* Start *

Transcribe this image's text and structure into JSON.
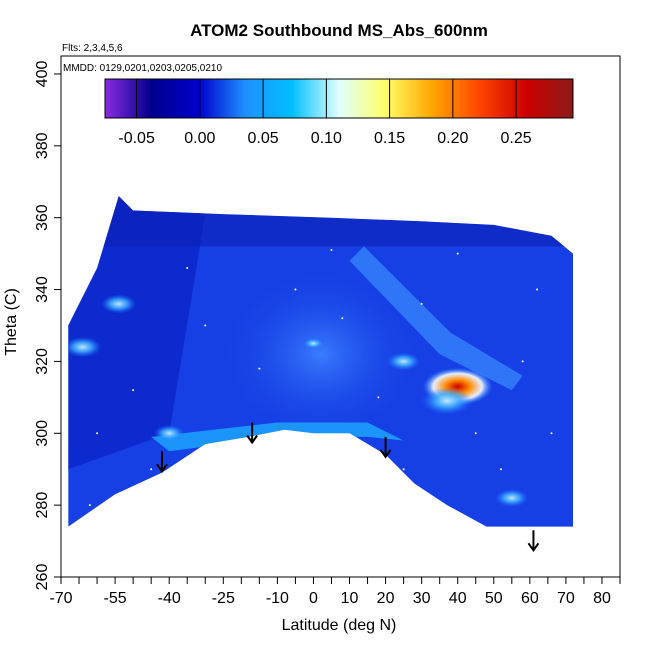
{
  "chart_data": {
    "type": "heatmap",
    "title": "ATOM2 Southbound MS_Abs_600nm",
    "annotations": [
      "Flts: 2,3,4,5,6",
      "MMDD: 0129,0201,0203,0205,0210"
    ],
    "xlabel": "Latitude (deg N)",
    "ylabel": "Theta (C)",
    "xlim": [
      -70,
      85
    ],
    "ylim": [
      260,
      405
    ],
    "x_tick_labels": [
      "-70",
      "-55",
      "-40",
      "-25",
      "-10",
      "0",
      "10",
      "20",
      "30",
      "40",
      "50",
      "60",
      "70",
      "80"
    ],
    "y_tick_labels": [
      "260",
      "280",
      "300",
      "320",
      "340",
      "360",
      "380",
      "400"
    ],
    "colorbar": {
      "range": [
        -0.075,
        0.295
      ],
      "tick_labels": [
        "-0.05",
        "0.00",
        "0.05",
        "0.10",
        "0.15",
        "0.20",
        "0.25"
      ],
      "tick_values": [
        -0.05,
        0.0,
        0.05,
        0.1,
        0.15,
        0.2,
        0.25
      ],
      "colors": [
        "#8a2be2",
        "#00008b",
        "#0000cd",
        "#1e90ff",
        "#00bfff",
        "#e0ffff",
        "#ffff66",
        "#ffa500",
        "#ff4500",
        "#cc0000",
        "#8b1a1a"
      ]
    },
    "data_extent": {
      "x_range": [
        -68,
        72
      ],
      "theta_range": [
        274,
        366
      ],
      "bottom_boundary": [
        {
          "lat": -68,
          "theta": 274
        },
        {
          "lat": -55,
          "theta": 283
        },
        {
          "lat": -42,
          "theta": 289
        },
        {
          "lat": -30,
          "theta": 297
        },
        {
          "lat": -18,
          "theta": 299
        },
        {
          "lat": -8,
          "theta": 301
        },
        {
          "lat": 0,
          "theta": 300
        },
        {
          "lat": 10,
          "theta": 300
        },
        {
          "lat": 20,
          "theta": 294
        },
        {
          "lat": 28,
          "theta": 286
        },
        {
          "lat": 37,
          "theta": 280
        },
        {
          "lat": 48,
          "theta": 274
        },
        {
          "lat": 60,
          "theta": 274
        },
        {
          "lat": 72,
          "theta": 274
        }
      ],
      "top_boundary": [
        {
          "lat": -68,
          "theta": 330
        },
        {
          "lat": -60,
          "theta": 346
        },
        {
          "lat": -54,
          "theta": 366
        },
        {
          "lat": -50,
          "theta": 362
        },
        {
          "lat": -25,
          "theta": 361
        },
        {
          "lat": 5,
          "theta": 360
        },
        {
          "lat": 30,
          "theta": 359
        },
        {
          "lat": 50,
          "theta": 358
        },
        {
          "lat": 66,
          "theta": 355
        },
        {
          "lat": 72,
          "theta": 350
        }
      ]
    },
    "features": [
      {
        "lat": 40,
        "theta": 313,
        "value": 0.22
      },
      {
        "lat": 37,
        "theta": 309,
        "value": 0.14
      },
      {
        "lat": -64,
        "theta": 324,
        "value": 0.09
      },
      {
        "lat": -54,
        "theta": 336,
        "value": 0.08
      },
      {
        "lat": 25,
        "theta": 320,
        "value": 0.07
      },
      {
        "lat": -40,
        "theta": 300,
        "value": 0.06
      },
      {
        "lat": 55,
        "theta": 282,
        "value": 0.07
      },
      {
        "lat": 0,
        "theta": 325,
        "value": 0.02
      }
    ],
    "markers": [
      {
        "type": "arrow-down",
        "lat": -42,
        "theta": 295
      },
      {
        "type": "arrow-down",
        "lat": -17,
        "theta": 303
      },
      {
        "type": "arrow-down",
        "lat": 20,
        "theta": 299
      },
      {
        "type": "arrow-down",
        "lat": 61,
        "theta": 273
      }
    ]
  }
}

* End *

From start to finish, output the listing exactly, but omit its pictures.

#### Task response
Transcribe this image's text and structure into JSON.
{
  "chart_data": {
    "type": "heatmap",
    "title": "ATOM2 Southbound MS_Abs_600nm",
    "annotations": [
      "Flts: 2,3,4,5,6",
      "MMDD: 0129,0201,0203,0205,0210"
    ],
    "xlabel": "Latitude (deg N)",
    "ylabel": "Theta (C)",
    "xlim": [
      -70,
      85
    ],
    "ylim": [
      260,
      405
    ],
    "x_tick_labels": [
      "-70",
      "-55",
      "-40",
      "-25",
      "-10",
      "0",
      "10",
      "20",
      "30",
      "40",
      "50",
      "60",
      "70",
      "80"
    ],
    "y_tick_labels": [
      "260",
      "280",
      "300",
      "320",
      "340",
      "360",
      "380",
      "400"
    ],
    "colorbar": {
      "range": [
        -0.075,
        0.295
      ],
      "tick_labels": [
        "-0.05",
        "0.00",
        "0.05",
        "0.10",
        "0.15",
        "0.20",
        "0.25"
      ],
      "tick_values": [
        -0.05,
        0.0,
        0.05,
        0.1,
        0.15,
        0.2,
        0.25
      ],
      "colors": [
        "#8a2be2",
        "#00008b",
        "#0000cd",
        "#1e90ff",
        "#00bfff",
        "#e0ffff",
        "#ffff66",
        "#ffa500",
        "#ff4500",
        "#cc0000",
        "#8b1a1a"
      ]
    },
    "data_extent": {
      "x_range": [
        -68,
        72
      ],
      "theta_range": [
        274,
        366
      ],
      "bottom_boundary": [
        {
          "lat": -68,
          "theta": 274
        },
        {
          "lat": -55,
          "theta": 283
        },
        {
          "lat": -42,
          "theta": 289
        },
        {
          "lat": -30,
          "theta": 297
        },
        {
          "lat": -18,
          "theta": 299
        },
        {
          "lat": -8,
          "theta": 301
        },
        {
          "lat": 0,
          "theta": 300
        },
        {
          "lat": 10,
          "theta": 300
        },
        {
          "lat": 20,
          "theta": 294
        },
        {
          "lat": 28,
          "theta": 286
        },
        {
          "lat": 37,
          "theta": 280
        },
        {
          "lat": 48,
          "theta": 274
        },
        {
          "lat": 60,
          "theta": 274
        },
        {
          "lat": 72,
          "theta": 274
        }
      ],
      "top_boundary": [
        {
          "lat": -68,
          "theta": 330
        },
        {
          "lat": -60,
          "theta": 346
        },
        {
          "lat": -54,
          "theta": 366
        },
        {
          "lat": -50,
          "theta": 362
        },
        {
          "lat": -25,
          "theta": 361
        },
        {
          "lat": 5,
          "theta": 360
        },
        {
          "lat": 30,
          "theta": 359
        },
        {
          "lat": 50,
          "theta": 358
        },
        {
          "lat": 66,
          "theta": 355
        },
        {
          "lat": 72,
          "theta": 350
        }
      ]
    },
    "features": [
      {
        "lat": 40,
        "theta": 313,
        "value": 0.22
      },
      {
        "lat": 37,
        "theta": 309,
        "value": 0.14
      },
      {
        "lat": -64,
        "theta": 324,
        "value": 0.09
      },
      {
        "lat": -54,
        "theta": 336,
        "value": 0.08
      },
      {
        "lat": 25,
        "theta": 320,
        "value": 0.07
      },
      {
        "lat": -40,
        "theta": 300,
        "value": 0.06
      },
      {
        "lat": 55,
        "theta": 282,
        "value": 0.07
      },
      {
        "lat": 0,
        "theta": 325,
        "value": 0.02
      }
    ],
    "markers": [
      {
        "type": "arrow-down",
        "lat": -42,
        "theta": 295
      },
      {
        "type": "arrow-down",
        "lat": -17,
        "theta": 303
      },
      {
        "type": "arrow-down",
        "lat": 20,
        "theta": 299
      },
      {
        "type": "arrow-down",
        "lat": 61,
        "theta": 273
      }
    ]
  }
}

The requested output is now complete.